→ What you will do
The listing below should be copied in full, word for word.

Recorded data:

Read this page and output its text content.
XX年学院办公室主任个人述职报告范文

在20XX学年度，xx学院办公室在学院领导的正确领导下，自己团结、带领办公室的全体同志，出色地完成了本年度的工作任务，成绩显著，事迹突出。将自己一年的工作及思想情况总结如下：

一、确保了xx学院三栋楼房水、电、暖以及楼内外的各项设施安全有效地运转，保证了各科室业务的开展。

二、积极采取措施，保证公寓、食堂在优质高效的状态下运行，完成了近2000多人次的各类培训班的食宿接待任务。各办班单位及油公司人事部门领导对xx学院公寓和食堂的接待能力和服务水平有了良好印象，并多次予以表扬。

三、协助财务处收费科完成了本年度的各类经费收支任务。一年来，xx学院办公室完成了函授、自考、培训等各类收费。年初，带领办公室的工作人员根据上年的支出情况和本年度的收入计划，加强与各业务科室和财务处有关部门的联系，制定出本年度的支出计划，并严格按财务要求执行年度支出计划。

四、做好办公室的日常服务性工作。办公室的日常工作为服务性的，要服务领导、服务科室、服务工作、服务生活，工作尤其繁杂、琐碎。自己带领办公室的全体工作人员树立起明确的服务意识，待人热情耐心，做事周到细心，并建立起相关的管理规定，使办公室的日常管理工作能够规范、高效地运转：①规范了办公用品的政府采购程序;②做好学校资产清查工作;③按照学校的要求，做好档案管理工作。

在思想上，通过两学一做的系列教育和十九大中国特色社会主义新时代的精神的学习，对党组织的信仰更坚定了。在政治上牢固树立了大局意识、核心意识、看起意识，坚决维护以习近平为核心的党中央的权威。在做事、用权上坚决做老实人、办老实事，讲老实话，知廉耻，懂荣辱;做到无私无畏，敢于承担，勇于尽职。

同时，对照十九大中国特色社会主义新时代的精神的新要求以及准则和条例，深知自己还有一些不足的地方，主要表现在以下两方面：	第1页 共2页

→ Finished exercise
Read this page and output its text content.
XX年学院办公室主任个人述职报告范文

在20XX学年度，xx学院办公室在学院领导的正确领导下，自己团结、带领办公室的全体同志，出色地完成了本年度的工作任务，成绩显著，事迹突出。将自己一年的工作及思想情况总结如下：

一、确保了xx学院三栋楼房水、电、暖以及楼内外的各项设施安全有效地运转，保证了各科室业务的开展。

二、积极采取措施，保证公寓、食堂在优质高效的状态下运行，完成了近2000多人次的各类培训班的食宿接待任务。各办班单位及油公司人事部门领导对xx学院公寓和食堂的接待能力和服务水平有了良好印象，并多次予以表扬。

三、协助财务处收费科完成了本年度的各类经费收支任务。一年来，xx学院办公室完成了函授、自考、培训等各类收费。年初，带领办公室的工作人员根据上年的支出情况和本年度的收入计划，加强与各业务科室和财务处有关部门的联系，制定出本年度的支出计划，并严格按财务要求执行年度支出计划。

四、做好办公室的日常服务性工作。办公室的日常工作为服务性的，要服务领导、服务科室、服务工作、服务生活，工作尤其繁杂、琐碎。自己带领办公室的全体工作人员树立起明确的服务意识，待人热情耐心，做事周到细心，并建立起相关的管理规定，使办公室的日常管理工作能够规范、高效地运转：①规范了办公用品的政府采购程序;②做好学校资产清查工作;③按照学校的要求，做好档案管理工作。

在思想上，通过两学一做的系列教育和十九大中国特色社会主义新时代的精神的学习，对党组织的信仰更坚定了。在政治上牢固树立了大局意识、核心意识、看起意识，坚决维护以习近平为核心的党中央的权威。在做事、用权上坚决做老实人、办老实事，讲老实话，知廉耻，懂荣辱;做到无私无畏，敢于承担，勇于尽职。

同时，对照十九大中国特色社会主义新时代的精神的新要求以及准则和条例，深知自己还有一些不足的地方，主要表现在以下两方面：	第1页 共2页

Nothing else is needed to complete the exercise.